====== Records supplied

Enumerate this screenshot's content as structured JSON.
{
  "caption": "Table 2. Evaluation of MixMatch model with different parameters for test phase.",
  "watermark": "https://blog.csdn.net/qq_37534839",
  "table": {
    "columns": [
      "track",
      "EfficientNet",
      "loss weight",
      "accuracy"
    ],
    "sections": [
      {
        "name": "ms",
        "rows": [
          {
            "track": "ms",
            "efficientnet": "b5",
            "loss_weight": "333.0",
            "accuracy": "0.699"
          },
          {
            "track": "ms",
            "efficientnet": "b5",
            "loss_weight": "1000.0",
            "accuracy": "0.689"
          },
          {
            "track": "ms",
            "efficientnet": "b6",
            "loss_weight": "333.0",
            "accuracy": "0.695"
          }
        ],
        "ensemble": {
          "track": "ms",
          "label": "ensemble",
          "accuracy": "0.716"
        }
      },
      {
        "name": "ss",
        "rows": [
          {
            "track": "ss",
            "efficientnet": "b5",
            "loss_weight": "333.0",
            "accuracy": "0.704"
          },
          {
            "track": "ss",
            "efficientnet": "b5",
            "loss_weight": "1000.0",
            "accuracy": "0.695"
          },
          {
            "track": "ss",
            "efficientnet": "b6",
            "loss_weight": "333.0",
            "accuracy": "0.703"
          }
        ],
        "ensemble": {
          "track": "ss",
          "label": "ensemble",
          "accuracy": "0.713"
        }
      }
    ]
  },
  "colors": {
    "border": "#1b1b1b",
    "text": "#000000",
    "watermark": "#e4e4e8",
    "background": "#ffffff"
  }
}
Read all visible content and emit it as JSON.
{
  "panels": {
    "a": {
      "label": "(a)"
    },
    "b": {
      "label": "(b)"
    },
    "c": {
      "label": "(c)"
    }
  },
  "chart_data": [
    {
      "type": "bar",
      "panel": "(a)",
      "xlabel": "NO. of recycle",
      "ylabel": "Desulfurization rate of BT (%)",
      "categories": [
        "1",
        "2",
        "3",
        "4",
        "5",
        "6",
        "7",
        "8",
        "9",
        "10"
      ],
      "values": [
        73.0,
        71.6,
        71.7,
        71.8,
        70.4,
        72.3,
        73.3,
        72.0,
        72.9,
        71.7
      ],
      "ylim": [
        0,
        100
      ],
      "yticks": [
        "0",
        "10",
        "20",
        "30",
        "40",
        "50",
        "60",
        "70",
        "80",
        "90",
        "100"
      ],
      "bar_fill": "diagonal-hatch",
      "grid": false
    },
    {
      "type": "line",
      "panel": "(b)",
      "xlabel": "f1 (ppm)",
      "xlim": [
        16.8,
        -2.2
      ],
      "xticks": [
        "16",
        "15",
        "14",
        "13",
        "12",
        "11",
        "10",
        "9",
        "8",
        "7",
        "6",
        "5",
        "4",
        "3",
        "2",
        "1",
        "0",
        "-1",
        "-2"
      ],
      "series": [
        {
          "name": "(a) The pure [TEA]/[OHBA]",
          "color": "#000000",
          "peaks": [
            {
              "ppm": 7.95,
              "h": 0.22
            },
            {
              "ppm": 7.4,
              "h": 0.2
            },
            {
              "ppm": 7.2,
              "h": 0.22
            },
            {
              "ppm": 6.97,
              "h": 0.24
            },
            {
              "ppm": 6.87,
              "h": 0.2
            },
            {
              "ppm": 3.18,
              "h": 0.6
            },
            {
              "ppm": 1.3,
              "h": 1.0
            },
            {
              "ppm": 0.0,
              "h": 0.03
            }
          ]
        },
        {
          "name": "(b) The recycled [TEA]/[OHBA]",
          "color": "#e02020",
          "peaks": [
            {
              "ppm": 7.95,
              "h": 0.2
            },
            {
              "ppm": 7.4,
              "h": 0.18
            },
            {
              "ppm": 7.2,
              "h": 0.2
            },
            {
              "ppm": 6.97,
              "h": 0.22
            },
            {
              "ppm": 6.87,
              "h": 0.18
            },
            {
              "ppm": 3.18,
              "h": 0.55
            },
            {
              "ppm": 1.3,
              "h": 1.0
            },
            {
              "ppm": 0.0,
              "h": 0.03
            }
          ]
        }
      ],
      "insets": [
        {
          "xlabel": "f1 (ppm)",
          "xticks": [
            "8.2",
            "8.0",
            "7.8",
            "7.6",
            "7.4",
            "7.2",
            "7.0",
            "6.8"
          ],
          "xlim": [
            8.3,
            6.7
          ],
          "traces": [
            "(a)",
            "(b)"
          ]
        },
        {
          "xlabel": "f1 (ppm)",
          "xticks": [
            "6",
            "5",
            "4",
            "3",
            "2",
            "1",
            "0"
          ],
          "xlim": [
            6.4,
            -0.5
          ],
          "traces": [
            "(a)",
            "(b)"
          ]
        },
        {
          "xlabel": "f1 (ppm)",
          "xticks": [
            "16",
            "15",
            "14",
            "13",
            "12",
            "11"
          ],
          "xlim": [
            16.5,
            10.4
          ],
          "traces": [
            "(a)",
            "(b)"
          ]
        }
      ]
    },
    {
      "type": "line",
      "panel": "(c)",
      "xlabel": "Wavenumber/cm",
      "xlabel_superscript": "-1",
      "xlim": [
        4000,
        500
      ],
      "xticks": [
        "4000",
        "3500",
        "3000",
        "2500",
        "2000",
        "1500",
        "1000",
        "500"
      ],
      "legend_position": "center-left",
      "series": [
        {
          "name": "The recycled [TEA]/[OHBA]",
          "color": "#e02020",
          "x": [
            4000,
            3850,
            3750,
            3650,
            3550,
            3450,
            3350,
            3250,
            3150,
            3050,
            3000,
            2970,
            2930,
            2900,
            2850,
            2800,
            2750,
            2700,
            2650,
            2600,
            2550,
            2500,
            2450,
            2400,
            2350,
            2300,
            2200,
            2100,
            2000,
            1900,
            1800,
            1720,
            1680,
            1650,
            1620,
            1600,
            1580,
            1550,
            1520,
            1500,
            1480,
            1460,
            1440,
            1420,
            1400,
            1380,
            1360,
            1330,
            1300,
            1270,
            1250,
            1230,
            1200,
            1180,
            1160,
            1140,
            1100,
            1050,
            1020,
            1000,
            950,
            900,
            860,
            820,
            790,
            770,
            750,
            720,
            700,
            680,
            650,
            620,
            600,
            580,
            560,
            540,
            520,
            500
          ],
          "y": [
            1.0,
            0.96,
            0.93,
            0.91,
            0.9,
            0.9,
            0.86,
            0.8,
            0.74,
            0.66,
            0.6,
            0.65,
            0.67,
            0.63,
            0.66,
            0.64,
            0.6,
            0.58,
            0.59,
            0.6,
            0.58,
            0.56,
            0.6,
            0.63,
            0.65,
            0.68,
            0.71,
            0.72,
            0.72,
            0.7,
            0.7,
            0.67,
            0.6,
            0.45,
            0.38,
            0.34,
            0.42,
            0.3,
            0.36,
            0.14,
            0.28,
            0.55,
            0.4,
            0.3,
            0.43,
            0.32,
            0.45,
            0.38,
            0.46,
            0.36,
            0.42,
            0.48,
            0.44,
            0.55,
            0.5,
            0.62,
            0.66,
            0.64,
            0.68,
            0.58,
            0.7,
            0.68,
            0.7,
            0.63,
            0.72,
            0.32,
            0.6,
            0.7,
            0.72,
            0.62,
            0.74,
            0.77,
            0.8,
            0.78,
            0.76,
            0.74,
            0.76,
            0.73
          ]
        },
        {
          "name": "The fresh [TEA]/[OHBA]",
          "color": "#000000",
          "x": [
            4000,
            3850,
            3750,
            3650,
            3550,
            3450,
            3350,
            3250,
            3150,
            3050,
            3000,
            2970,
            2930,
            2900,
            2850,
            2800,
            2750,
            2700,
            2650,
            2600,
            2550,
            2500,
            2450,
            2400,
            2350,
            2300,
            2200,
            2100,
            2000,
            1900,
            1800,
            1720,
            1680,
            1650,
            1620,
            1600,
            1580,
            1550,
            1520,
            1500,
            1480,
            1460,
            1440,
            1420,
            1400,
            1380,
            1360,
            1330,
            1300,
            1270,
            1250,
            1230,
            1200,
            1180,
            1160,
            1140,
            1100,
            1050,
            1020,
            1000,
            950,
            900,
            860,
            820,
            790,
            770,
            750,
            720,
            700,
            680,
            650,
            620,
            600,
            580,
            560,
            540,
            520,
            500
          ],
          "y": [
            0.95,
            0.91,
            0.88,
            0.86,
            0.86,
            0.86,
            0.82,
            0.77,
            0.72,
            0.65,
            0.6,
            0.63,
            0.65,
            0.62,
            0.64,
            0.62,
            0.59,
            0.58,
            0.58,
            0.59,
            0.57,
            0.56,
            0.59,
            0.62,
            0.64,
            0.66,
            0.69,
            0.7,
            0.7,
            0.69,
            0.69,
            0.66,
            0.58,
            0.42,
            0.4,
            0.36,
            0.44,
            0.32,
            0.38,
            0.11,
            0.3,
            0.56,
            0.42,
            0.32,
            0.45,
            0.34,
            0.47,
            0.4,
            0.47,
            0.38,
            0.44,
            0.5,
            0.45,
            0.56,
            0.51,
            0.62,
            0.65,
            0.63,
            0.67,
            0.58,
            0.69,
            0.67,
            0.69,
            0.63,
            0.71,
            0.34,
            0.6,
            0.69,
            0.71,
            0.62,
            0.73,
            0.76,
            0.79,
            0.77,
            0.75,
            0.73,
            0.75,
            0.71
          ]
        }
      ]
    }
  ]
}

============

Instruction> Read through the entries and copy every line that includes "name".

Result of this exercise>
        "name": "ms",
        "name": "ss",
          "name": "(a) The pure [TEA]/[OHBA]",
          "name": "(b) The recycled [TEA]/[OHBA]",
          "name": "The recycled [TEA]/[OHBA]",
          "name": "The fresh [TEA]/[OHBA]",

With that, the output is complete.